WHAT THE TASK REQUIRES: Where the data below has the string "height", return the whole line.

--- START EXTRACTED INFORMATION ---

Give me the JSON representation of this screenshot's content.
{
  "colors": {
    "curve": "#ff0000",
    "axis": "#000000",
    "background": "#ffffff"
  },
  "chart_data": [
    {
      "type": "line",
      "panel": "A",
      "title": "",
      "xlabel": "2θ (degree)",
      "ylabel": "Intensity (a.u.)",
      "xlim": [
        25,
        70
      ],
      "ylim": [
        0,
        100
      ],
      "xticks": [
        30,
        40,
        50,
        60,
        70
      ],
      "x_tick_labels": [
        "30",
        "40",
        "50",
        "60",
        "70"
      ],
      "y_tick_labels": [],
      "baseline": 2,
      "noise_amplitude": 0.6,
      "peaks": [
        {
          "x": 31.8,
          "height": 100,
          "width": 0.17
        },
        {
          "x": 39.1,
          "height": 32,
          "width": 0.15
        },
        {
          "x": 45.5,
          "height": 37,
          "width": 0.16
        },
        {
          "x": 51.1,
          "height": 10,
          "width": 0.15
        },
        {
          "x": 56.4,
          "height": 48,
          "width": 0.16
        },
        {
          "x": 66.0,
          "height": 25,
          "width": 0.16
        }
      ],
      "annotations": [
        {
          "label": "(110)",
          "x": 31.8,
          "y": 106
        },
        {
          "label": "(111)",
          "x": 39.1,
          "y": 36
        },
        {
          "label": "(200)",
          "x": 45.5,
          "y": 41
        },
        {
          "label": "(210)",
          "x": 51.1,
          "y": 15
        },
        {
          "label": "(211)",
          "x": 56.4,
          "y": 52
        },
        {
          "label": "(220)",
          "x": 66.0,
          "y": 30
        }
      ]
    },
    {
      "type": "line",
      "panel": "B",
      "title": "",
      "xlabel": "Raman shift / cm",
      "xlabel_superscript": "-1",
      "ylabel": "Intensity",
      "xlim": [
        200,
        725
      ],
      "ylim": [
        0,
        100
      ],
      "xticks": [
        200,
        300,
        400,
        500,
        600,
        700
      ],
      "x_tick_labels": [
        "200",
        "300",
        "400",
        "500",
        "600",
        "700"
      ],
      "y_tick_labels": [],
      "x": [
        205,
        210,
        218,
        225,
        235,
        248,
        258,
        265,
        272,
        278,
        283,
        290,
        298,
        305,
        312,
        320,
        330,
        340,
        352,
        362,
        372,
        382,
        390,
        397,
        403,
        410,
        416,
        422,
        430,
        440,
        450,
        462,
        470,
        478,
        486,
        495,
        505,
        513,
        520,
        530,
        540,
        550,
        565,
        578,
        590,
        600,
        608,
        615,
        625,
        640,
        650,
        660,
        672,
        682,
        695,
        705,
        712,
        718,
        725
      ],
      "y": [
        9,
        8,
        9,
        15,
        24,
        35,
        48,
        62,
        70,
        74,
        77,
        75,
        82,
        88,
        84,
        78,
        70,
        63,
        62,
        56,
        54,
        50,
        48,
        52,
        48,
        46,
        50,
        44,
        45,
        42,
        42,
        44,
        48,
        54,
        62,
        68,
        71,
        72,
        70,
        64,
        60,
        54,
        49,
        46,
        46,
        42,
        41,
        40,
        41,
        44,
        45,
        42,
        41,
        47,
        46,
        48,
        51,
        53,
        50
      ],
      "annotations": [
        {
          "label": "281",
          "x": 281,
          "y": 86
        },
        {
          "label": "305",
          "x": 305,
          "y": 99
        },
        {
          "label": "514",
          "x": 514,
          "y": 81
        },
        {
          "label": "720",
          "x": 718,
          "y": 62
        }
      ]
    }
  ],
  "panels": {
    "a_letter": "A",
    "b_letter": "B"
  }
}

--- END EXTRACTED INFORMATION ---

THE OUTPUT:
          "height": 100,
          "height": 32,
          "height": 37,
          "height": 10,
          "height": 48,
          "height": 25,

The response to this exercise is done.